(Figure collection entries)
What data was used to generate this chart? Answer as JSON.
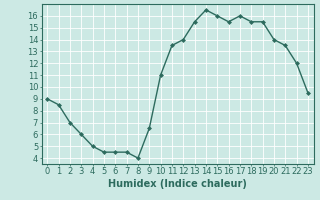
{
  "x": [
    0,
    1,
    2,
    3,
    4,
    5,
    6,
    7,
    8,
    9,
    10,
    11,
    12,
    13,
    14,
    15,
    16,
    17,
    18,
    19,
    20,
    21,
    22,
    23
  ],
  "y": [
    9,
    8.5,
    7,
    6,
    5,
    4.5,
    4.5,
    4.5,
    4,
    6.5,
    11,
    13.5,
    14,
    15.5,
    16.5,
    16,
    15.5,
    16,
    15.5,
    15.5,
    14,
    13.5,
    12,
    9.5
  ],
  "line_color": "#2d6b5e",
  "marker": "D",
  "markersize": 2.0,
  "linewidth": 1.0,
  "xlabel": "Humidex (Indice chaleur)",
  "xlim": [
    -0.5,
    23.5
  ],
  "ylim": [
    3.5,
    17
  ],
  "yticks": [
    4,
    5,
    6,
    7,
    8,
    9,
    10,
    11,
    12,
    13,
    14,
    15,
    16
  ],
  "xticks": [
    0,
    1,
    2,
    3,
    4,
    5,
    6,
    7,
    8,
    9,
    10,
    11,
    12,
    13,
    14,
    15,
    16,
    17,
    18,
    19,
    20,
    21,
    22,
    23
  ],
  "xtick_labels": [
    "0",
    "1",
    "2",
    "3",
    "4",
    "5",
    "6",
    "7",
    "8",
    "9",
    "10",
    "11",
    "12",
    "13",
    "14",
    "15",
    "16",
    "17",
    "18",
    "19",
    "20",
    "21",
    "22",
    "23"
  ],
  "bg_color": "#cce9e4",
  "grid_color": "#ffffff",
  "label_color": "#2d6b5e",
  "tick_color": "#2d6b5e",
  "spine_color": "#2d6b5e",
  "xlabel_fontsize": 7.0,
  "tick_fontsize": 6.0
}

» **SHORT EXERCISE**
Each line of the data is to be duplicated exactly; pictures stay out of the copy.

» **WRITTEN SOLUTION**
What data was used to generate this chart? Answer as JSON.
{
  "x": [
    0,
    1,
    2,
    3,
    4,
    5,
    6,
    7,
    8,
    9,
    10,
    11,
    12,
    13,
    14,
    15,
    16,
    17,
    18,
    19,
    20,
    21,
    22,
    23
  ],
  "y": [
    9,
    8.5,
    7,
    6,
    5,
    4.5,
    4.5,
    4.5,
    4,
    6.5,
    11,
    13.5,
    14,
    15.5,
    16.5,
    16,
    15.5,
    16,
    15.5,
    15.5,
    14,
    13.5,
    12,
    9.5
  ],
  "line_color": "#2d6b5e",
  "marker": "D",
  "markersize": 2.0,
  "linewidth": 1.0,
  "xlabel": "Humidex (Indice chaleur)",
  "xlim": [
    -0.5,
    23.5
  ],
  "ylim": [
    3.5,
    17
  ],
  "yticks": [
    4,
    5,
    6,
    7,
    8,
    9,
    10,
    11,
    12,
    13,
    14,
    15,
    16
  ],
  "xticks": [
    0,
    1,
    2,
    3,
    4,
    5,
    6,
    7,
    8,
    9,
    10,
    11,
    12,
    13,
    14,
    15,
    16,
    17,
    18,
    19,
    20,
    21,
    22,
    23
  ],
  "xtick_labels": [
    "0",
    "1",
    "2",
    "3",
    "4",
    "5",
    "6",
    "7",
    "8",
    "9",
    "10",
    "11",
    "12",
    "13",
    "14",
    "15",
    "16",
    "17",
    "18",
    "19",
    "20",
    "21",
    "22",
    "23"
  ],
  "bg_color": "#cce9e4",
  "grid_color": "#ffffff",
  "label_color": "#2d6b5e",
  "tick_color": "#2d6b5e",
  "spine_color": "#2d6b5e",
  "xlabel_fontsize": 7.0,
  "tick_fontsize": 6.0
}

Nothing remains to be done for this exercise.